GIVEN PROBLEM:
Retype all of the entries word for word.

Data items:
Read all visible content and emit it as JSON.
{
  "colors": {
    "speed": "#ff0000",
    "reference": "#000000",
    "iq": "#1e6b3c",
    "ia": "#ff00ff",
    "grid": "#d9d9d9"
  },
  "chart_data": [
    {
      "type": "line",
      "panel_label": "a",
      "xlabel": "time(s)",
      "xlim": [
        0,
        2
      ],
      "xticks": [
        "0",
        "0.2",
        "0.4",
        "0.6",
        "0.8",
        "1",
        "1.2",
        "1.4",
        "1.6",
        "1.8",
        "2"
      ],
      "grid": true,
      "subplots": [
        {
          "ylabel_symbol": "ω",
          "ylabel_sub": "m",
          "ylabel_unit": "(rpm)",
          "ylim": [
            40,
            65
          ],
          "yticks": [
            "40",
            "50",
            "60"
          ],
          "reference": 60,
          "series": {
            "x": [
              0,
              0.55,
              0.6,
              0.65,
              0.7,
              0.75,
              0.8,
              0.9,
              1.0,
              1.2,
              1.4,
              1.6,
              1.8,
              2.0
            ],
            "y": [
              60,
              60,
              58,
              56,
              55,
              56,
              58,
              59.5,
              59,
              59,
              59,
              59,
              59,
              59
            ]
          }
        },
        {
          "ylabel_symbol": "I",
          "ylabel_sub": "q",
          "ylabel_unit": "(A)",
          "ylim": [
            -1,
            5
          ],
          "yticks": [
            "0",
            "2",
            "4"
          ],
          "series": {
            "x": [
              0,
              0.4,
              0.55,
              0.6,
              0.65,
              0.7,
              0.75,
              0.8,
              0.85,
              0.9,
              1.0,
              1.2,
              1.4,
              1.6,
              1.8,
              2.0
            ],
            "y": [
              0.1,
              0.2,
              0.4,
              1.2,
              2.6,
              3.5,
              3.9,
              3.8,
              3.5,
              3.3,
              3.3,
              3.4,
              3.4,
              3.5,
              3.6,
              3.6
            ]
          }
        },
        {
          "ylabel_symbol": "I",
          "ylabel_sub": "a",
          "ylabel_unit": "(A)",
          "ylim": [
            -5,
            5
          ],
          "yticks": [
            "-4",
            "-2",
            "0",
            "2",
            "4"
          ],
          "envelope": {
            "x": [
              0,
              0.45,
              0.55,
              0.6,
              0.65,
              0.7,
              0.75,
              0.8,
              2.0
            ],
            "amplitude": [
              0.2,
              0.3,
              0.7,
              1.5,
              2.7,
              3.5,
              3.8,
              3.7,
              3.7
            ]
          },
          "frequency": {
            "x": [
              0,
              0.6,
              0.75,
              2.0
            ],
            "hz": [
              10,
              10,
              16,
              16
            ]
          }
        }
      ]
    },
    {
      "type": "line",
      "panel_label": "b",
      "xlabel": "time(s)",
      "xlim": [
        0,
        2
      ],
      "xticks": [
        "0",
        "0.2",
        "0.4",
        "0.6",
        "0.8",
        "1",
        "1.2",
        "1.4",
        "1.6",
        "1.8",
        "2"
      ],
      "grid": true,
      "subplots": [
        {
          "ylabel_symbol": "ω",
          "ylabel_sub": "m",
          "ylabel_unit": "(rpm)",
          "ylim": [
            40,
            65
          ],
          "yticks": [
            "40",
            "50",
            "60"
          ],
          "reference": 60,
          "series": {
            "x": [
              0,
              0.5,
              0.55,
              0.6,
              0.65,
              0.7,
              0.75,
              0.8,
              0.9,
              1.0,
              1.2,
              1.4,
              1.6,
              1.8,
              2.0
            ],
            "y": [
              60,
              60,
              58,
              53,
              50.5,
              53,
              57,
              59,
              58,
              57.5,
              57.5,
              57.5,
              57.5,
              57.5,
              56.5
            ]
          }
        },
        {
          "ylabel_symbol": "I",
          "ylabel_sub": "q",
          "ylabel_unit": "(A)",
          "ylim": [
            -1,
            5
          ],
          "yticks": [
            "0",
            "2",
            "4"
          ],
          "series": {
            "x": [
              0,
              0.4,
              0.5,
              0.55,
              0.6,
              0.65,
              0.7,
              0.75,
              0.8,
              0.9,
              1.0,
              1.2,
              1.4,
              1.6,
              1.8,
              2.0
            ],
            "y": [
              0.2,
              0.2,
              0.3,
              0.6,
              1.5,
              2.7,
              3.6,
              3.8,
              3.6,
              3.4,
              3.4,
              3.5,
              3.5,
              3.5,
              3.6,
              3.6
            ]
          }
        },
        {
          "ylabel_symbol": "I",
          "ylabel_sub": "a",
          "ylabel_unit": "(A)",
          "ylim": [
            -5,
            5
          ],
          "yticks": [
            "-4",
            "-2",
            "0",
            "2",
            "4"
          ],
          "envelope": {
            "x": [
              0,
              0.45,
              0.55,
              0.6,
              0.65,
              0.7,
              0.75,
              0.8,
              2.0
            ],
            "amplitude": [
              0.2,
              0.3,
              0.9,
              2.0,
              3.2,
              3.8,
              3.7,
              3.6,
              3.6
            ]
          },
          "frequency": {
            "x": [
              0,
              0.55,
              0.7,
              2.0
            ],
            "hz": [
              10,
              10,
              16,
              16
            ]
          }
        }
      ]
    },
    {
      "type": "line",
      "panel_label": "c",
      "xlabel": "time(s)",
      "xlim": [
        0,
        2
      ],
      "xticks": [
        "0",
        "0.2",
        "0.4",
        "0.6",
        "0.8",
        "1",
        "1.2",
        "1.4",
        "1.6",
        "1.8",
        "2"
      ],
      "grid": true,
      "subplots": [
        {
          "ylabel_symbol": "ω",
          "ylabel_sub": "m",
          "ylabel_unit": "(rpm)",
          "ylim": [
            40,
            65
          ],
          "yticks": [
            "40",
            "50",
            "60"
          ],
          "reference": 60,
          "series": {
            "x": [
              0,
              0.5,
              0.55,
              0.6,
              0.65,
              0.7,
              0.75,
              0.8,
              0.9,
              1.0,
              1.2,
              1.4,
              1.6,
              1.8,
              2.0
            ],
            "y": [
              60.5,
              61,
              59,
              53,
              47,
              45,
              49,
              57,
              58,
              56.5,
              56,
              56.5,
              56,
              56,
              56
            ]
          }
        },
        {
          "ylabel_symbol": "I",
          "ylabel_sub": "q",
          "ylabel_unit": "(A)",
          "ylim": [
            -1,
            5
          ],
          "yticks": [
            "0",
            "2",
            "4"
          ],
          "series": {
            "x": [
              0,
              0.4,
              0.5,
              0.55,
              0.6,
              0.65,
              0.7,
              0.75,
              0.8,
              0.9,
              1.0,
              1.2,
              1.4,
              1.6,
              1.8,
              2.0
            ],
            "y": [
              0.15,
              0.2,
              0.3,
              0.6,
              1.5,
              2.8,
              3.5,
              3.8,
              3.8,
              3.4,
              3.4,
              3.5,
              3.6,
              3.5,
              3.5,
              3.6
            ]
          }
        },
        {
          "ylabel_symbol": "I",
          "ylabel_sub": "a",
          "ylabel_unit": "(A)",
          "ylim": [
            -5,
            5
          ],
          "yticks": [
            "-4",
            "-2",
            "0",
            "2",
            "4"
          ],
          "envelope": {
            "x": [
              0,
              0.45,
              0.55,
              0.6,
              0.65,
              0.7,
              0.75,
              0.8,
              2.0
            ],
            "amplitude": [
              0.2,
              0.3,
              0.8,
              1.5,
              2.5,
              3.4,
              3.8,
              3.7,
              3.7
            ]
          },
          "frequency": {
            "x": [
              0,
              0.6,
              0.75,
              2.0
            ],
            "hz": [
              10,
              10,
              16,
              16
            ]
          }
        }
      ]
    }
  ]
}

RESPONSE TO THE EXERCISE:
Read all visible content and emit it as JSON.
{
  "colors": {
    "speed": "#ff0000",
    "reference": "#000000",
    "iq": "#1e6b3c",
    "ia": "#ff00ff",
    "grid": "#d9d9d9"
  },
  "chart_data": [
    {
      "type": "line",
      "panel_label": "a",
      "xlabel": "time(s)",
      "xlim": [
        0,
        2
      ],
      "xticks": [
        "0",
        "0.2",
        "0.4",
        "0.6",
        "0.8",
        "1",
        "1.2",
        "1.4",
        "1.6",
        "1.8",
        "2"
      ],
      "grid": true,
      "subplots": [
        {
          "ylabel_symbol": "ω",
          "ylabel_sub": "m",
          "ylabel_unit": "(rpm)",
          "ylim": [
            40,
            65
          ],
          "yticks": [
            "40",
            "50",
            "60"
          ],
          "reference": 60,
          "series": {
            "x": [
              0,
              0.55,
              0.6,
              0.65,
              0.7,
              0.75,
              0.8,
              0.9,
              1.0,
              1.2,
              1.4,
              1.6,
              1.8,
              2.0
            ],
            "y": [
              60,
              60,
              58,
              56,
              55,
              56,
              58,
              59.5,
              59,
              59,
              59,
              59,
              59,
              59
            ]
          }
        },
        {
          "ylabel_symbol": "I",
          "ylabel_sub": "q",
          "ylabel_unit": "(A)",
          "ylim": [
            -1,
            5
          ],
          "yticks": [
            "0",
            "2",
            "4"
          ],
          "series": {
            "x": [
              0,
              0.4,
              0.55,
              0.6,
              0.65,
              0.7,
              0.75,
              0.8,
              0.85,
              0.9,
              1.0,
              1.2,
              1.4,
              1.6,
              1.8,
              2.0
            ],
            "y": [
              0.1,
              0.2,
              0.4,
              1.2,
              2.6,
              3.5,
              3.9,
              3.8,
              3.5,
              3.3,
              3.3,
              3.4,
              3.4,
              3.5,
              3.6,
              3.6
            ]
          }
        },
        {
          "ylabel_symbol": "I",
          "ylabel_sub": "a",
          "ylabel_unit": "(A)",
          "ylim": [
            -5,
            5
          ],
          "yticks": [
            "-4",
            "-2",
            "0",
            "2",
            "4"
          ],
          "envelope": {
            "x": [
              0,
              0.45,
              0.55,
              0.6,
              0.65,
              0.7,
              0.75,
              0.8,
              2.0
            ],
            "amplitude": [
              0.2,
              0.3,
              0.7,
              1.5,
              2.7,
              3.5,
              3.8,
              3.7,
              3.7
            ]
          },
          "frequency": {
            "x": [
              0,
              0.6,
              0.75,
              2.0
            ],
            "hz": [
              10,
              10,
              16,
              16
            ]
          }
        }
      ]
    },
    {
      "type": "line",
      "panel_label": "b",
      "xlabel": "time(s)",
      "xlim": [
        0,
        2
      ],
      "xticks": [
        "0",
        "0.2",
        "0.4",
        "0.6",
        "0.8",
        "1",
        "1.2",
        "1.4",
        "1.6",
        "1.8",
        "2"
      ],
      "grid": true,
      "subplots": [
        {
          "ylabel_symbol": "ω",
          "ylabel_sub": "m",
          "ylabel_unit": "(rpm)",
          "ylim": [
            40,
            65
          ],
          "yticks": [
            "40",
            "50",
            "60"
          ],
          "reference": 60,
          "series": {
            "x": [
              0,
              0.5,
              0.55,
              0.6,
              0.65,
              0.7,
              0.75,
              0.8,
              0.9,
              1.0,
              1.2,
              1.4,
              1.6,
              1.8,
              2.0
            ],
            "y": [
              60,
              60,
              58,
              53,
              50.5,
              53,
              57,
              59,
              58,
              57.5,
              57.5,
              57.5,
              57.5,
              57.5,
              56.5
            ]
          }
        },
        {
          "ylabel_symbol": "I",
          "ylabel_sub": "q",
          "ylabel_unit": "(A)",
          "ylim": [
            -1,
            5
          ],
          "yticks": [
            "0",
            "2",
            "4"
          ],
          "series": {
            "x": [
              0,
              0.4,
              0.5,
              0.55,
              0.6,
              0.65,
              0.7,
              0.75,
              0.8,
              0.9,
              1.0,
              1.2,
              1.4,
              1.6,
              1.8,
              2.0
            ],
            "y": [
              0.2,
              0.2,
              0.3,
              0.6,
              1.5,
              2.7,
              3.6,
              3.8,
              3.6,
              3.4,
              3.4,
              3.5,
              3.5,
              3.5,
              3.6,
              3.6
            ]
          }
        },
        {
          "ylabel_symbol": "I",
          "ylabel_sub": "a",
          "ylabel_unit": "(A)",
          "ylim": [
            -5,
            5
          ],
          "yticks": [
            "-4",
            "-2",
            "0",
            "2",
            "4"
          ],
          "envelope": {
            "x": [
              0,
              0.45,
              0.55,
              0.6,
              0.65,
              0.7,
              0.75,
              0.8,
              2.0
            ],
            "amplitude": [
              0.2,
              0.3,
              0.9,
              2.0,
              3.2,
              3.8,
              3.7,
              3.6,
              3.6
            ]
          },
          "frequency": {
            "x": [
              0,
              0.55,
              0.7,
              2.0
            ],
            "hz": [
              10,
              10,
              16,
              16
            ]
          }
        }
      ]
    },
    {
      "type": "line",
      "panel_label": "c",
      "xlabel": "time(s)",
      "xlim": [
        0,
        2
      ],
      "xticks": [
        "0",
        "0.2",
        "0.4",
        "0.6",
        "0.8",
        "1",
        "1.2",
        "1.4",
        "1.6",
        "1.8",
        "2"
      ],
      "grid": true,
      "subplots": [
        {
          "ylabel_symbol": "ω",
          "ylabel_sub": "m",
          "ylabel_unit": "(rpm)",
          "ylim": [
            40,
            65
          ],
          "yticks": [
            "40",
            "50",
            "60"
          ],
          "reference": 60,
          "series": {
            "x": [
              0,
              0.5,
              0.55,
              0.6,
              0.65,
              0.7,
              0.75,
              0.8,
              0.9,
              1.0,
              1.2,
              1.4,
              1.6,
              1.8,
              2.0
            ],
            "y": [
              60.5,
              61,
              59,
              53,
              47,
              45,
              49,
              57,
              58,
              56.5,
              56,
              56.5,
              56,
              56,
              56
            ]
          }
        },
        {
          "ylabel_symbol": "I",
          "ylabel_sub": "q",
          "ylabel_unit": "(A)",
          "ylim": [
            -1,
            5
          ],
          "yticks": [
            "0",
            "2",
            "4"
          ],
          "series": {
            "x": [
              0,
              0.4,
              0.5,
              0.55,
              0.6,
              0.65,
              0.7,
              0.75,
              0.8,
              0.9,
              1.0,
              1.2,
              1.4,
              1.6,
              1.8,
              2.0
            ],
            "y": [
              0.15,
              0.2,
              0.3,
              0.6,
              1.5,
              2.8,
              3.5,
              3.8,
              3.8,
              3.4,
              3.4,
              3.5,
              3.6,
              3.5,
              3.5,
              3.6
            ]
          }
        },
        {
          "ylabel_symbol": "I",
          "ylabel_sub": "a",
          "ylabel_unit": "(A)",
          "ylim": [
            -5,
            5
          ],
          "yticks": [
            "-4",
            "-2",
            "0",
            "2",
            "4"
          ],
          "envelope": {
            "x": [
              0,
              0.45,
              0.55,
              0.6,
              0.65,
              0.7,
              0.75,
              0.8,
              2.0
            ],
            "amplitude": [
              0.2,
              0.3,
              0.8,
              1.5,
              2.5,
              3.4,
              3.8,
              3.7,
              3.7
            ]
          },
          "frequency": {
            "x": [
              0,
              0.6,
              0.75,
              2.0
            ],
            "hz": [
              10,
              10,
              16,
              16
            ]
          }
        }
      ]
    }
  ]
}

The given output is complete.